> Goal: Here are some records. Copy each one exactly.

======== Provided material ========

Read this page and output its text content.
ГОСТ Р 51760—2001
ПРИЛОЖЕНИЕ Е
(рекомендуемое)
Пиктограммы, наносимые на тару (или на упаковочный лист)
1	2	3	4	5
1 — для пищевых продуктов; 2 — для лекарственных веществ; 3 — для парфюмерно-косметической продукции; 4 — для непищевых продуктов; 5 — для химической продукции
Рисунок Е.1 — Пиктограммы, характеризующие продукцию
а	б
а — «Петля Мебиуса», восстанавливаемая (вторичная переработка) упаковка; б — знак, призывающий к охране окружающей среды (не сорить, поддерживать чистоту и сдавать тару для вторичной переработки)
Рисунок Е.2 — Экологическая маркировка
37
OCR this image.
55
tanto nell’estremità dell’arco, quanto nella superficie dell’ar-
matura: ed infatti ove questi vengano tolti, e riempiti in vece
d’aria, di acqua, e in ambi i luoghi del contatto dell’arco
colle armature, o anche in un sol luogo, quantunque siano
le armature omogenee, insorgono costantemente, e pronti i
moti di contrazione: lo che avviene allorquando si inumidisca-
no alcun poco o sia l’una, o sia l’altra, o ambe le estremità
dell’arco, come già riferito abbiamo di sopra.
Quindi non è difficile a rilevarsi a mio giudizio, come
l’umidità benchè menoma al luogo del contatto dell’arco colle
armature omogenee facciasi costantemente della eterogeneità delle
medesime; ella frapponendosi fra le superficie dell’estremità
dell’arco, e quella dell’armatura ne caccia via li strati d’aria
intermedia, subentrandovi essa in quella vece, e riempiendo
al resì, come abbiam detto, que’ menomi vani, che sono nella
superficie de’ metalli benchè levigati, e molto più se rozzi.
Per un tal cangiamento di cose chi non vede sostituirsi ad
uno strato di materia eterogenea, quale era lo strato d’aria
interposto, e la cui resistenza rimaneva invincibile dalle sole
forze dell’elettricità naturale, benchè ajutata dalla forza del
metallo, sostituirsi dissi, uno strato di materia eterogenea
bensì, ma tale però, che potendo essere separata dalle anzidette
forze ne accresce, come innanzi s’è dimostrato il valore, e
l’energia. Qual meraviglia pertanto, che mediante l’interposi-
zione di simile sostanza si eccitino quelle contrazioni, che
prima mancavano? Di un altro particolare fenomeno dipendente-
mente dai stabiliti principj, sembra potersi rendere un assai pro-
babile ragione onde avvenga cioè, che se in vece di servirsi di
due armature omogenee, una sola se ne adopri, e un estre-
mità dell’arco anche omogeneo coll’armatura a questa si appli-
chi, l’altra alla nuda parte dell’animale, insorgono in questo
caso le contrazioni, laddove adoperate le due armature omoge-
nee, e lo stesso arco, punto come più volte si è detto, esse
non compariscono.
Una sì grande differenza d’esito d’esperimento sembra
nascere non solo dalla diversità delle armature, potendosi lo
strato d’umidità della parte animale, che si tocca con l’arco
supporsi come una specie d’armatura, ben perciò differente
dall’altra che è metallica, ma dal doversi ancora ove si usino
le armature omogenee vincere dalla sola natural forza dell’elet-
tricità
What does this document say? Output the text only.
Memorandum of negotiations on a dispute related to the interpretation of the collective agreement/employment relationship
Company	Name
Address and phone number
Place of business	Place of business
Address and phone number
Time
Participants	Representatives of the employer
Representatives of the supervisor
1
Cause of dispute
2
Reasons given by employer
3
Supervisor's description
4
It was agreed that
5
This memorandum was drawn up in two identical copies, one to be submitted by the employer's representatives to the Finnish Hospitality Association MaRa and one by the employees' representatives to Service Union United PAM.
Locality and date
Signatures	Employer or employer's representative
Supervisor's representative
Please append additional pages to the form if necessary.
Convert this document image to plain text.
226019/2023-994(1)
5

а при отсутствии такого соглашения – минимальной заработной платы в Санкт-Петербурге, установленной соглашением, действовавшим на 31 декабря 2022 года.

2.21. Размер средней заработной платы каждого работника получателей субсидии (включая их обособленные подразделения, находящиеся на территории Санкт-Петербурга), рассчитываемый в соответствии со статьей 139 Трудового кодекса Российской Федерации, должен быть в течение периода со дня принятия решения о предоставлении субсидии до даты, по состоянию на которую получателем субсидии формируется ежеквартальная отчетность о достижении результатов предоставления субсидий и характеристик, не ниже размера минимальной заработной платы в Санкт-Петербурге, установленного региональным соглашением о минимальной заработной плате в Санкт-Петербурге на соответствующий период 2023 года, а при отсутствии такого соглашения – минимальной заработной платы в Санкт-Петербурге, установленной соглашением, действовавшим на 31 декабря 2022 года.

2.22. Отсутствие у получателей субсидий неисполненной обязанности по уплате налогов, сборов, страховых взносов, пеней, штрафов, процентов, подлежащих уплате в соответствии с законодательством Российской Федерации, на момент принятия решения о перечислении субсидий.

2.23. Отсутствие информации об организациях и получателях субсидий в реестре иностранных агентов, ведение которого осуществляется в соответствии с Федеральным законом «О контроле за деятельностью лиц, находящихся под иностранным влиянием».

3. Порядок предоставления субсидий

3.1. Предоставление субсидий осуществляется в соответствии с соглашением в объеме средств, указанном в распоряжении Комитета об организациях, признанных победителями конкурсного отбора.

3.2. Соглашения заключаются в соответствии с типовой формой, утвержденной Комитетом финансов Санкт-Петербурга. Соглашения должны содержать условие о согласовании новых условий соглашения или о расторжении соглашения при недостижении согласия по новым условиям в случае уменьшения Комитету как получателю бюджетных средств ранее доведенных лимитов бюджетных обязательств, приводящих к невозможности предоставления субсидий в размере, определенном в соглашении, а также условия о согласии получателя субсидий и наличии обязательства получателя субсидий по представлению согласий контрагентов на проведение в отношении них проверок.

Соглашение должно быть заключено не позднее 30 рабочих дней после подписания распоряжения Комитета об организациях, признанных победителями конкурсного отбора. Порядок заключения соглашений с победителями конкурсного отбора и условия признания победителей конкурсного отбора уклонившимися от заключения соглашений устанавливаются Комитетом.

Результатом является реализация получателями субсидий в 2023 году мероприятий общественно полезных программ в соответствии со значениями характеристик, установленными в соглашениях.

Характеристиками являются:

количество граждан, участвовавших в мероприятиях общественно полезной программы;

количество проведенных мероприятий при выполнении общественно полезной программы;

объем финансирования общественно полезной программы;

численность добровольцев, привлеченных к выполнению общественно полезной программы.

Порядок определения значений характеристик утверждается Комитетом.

========

> Solved problem:
Read this page and output its text content.
ГОСТ Р 51760—2001
ПРИЛОЖЕНИЕ Е
(рекомендуемое)
Пиктограммы, наносимые на тару (или на упаковочный лист)
1	2	3	4	5
1 — для пищевых продуктов; 2 — для лекарственных веществ; 3 — для парфюмерно-косметической продукции; 4 — для непищевых продуктов; 5 — для химической продукции
Рисунок Е.1 — Пиктограммы, характеризующие продукцию
а	б
а — «Петля Мебиуса», восстанавливаемая (вторичная переработка) упаковка; б — знак, призывающий к охране окружающей среды (не сорить, поддерживать чистоту и сдавать тару для вторичной переработки)
Рисунок Е.2 — Экологическая маркировка
37
OCR this image.
55
tanto nell’estremità dell’arco, quanto nella superficie dell’ar-
matura: ed infatti ove questi vengano tolti, e riempiti in vece
d’aria, di acqua, e in ambi i luoghi del contatto dell’arco
colle armature, o anche in un sol luogo, quantunque siano
le armature omogenee, insorgono costantemente, e pronti i
moti di contrazione: lo che avviene allorquando si inumidisca-
no alcun poco o sia l’una, o sia l’altra, o ambe le estremità
dell’arco, come già riferito abbiamo di sopra.
Quindi non è difficile a rilevarsi a mio giudizio, come
l’umidità benchè menoma al luogo del contatto dell’arco colle
armature omogenee facciasi costantemente della eterogeneità delle
medesime; ella frapponendosi fra le superficie dell’estremità
dell’arco, e quella dell’armatura ne caccia via li strati d’aria
intermedia, subentrandovi essa in quella vece, e riempiendo
al resì, come abbiam detto, que’ menomi vani, che sono nella
superficie de’ metalli benchè levigati, e molto più se rozzi.
Per un tal cangiamento di cose chi non vede sostituirsi ad
uno strato di materia eterogenea, quale era lo strato d’aria
interposto, e la cui resistenza rimaneva invincibile dalle sole
forze dell’elettricità naturale, benchè ajutata dalla forza del
metallo, sostituirsi dissi, uno strato di materia eterogenea
bensì, ma tale però, che potendo essere separata dalle anzidette
forze ne accresce, come innanzi s’è dimostrato il valore, e
l’energia. Qual meraviglia pertanto, che mediante l’interposi-
zione di simile sostanza si eccitino quelle contrazioni, che
prima mancavano? Di un altro particolare fenomeno dipendente-
mente dai stabiliti principj, sembra potersi rendere un assai pro-
babile ragione onde avvenga cioè, che se in vece di servirsi di
due armature omogenee, una sola se ne adopri, e un estre-
mità dell’arco anche omogeneo coll’armatura a questa si appli-
chi, l’altra alla nuda parte dell’animale, insorgono in questo
caso le contrazioni, laddove adoperate le due armature omoge-
nee, e lo stesso arco, punto come più volte si è detto, esse
non compariscono.
Una sì grande differenza d’esito d’esperimento sembra
nascere non solo dalla diversità delle armature, potendosi lo
strato d’umidità della parte animale, che si tocca con l’arco
supporsi come una specie d’armatura, ben perciò differente
dall’altra che è metallica, ma dal doversi ancora ove si usino
le armature omogenee vincere dalla sola natural forza dell’elet-
tricità
What does this document say? Output the text only.
Memorandum of negotiations on a dispute related to the interpretation of the collective agreement/employment relationship
Company	Name
Address and phone number
Place of business	Place of business
Address and phone number
Time
Participants	Representatives of the employer
Representatives of the supervisor
1
Cause of dispute
2
Reasons given by employer
3
Supervisor's description
4
It was agreed that
5
This memorandum was drawn up in two identical copies, one to be submitted by the employer's representatives to the Finnish Hospitality Association MaRa and one by the employees' representatives to Service Union United PAM.
Locality and date
Signatures	Employer or employer's representative
Supervisor's representative
Please append additional pages to the form if necessary.
Convert this document image to plain text.
226019/2023-994(1)
5

а при отсутствии такого соглашения – минимальной заработной платы в Санкт-Петербурге, установленной соглашением, действовавшим на 31 декабря 2022 года.

2.21. Размер средней заработной платы каждого работника получателей субсидии (включая их обособленные подразделения, находящиеся на территории Санкт-Петербурга), рассчитываемый в соответствии со статьей 139 Трудового кодекса Российской Федерации, должен быть в течение периода со дня принятия решения о предоставлении субсидии до даты, по состоянию на которую получателем субсидии формируется ежеквартальная отчетность о достижении результатов предоставления субсидий и характеристик, не ниже размера минимальной заработной платы в Санкт-Петербурге, установленного региональным соглашением о минимальной заработной плате в Санкт-Петербурге на соответствующий период 2023 года, а при отсутствии такого соглашения – минимальной заработной платы в Санкт-Петербурге, установленной соглашением, действовавшим на 31 декабря 2022 года.

2.22. Отсутствие у получателей субсидий неисполненной обязанности по уплате налогов, сборов, страховых взносов, пеней, штрафов, процентов, подлежащих уплате в соответствии с законодательством Российской Федерации, на момент принятия решения о перечислении субсидий.

2.23. Отсутствие информации об организациях и получателях субсидий в реестре иностранных агентов, ведение которого осуществляется в соответствии с Федеральным законом «О контроле за деятельностью лиц, находящихся под иностранным влиянием».

3. Порядок предоставления субсидий

3.1. Предоставление субсидий осуществляется в соответствии с соглашением в объеме средств, указанном в распоряжении Комитета об организациях, признанных победителями конкурсного отбора.

3.2. Соглашения заключаются в соответствии с типовой формой, утвержденной Комитетом финансов Санкт-Петербурга. Соглашения должны содержать условие о согласовании новых условий соглашения или о расторжении соглашения при недостижении согласия по новым условиям в случае уменьшения Комитету как получателю бюджетных средств ранее доведенных лимитов бюджетных обязательств, приводящих к невозможности предоставления субсидий в размере, определенном в соглашении, а также условия о согласии получателя субсидий и наличии обязательства получателя субсидий по представлению согласий контрагентов на проведение в отношении них проверок.

Соглашение должно быть заключено не позднее 30 рабочих дней после подписания распоряжения Комитета об организациях, признанных победителями конкурсного отбора. Порядок заключения соглашений с победителями конкурсного отбора и условия признания победителей конкурсного отбора уклонившимися от заключения соглашений устанавливаются Комитетом.

Результатом является реализация получателями субсидий в 2023 году мероприятий общественно полезных программ в соответствии со значениями характеристик, установленными в соглашениях.

Характеристиками являются:

количество граждан, участвовавших в мероприятиях общественно полезной программы;

количество проведенных мероприятий при выполнении общественно полезной программы;

объем финансирования общественно полезной программы;

численность добровольцев, привлеченных к выполнению общественно полезной программы.

Порядок определения значений характеристик утверждается Комитетом.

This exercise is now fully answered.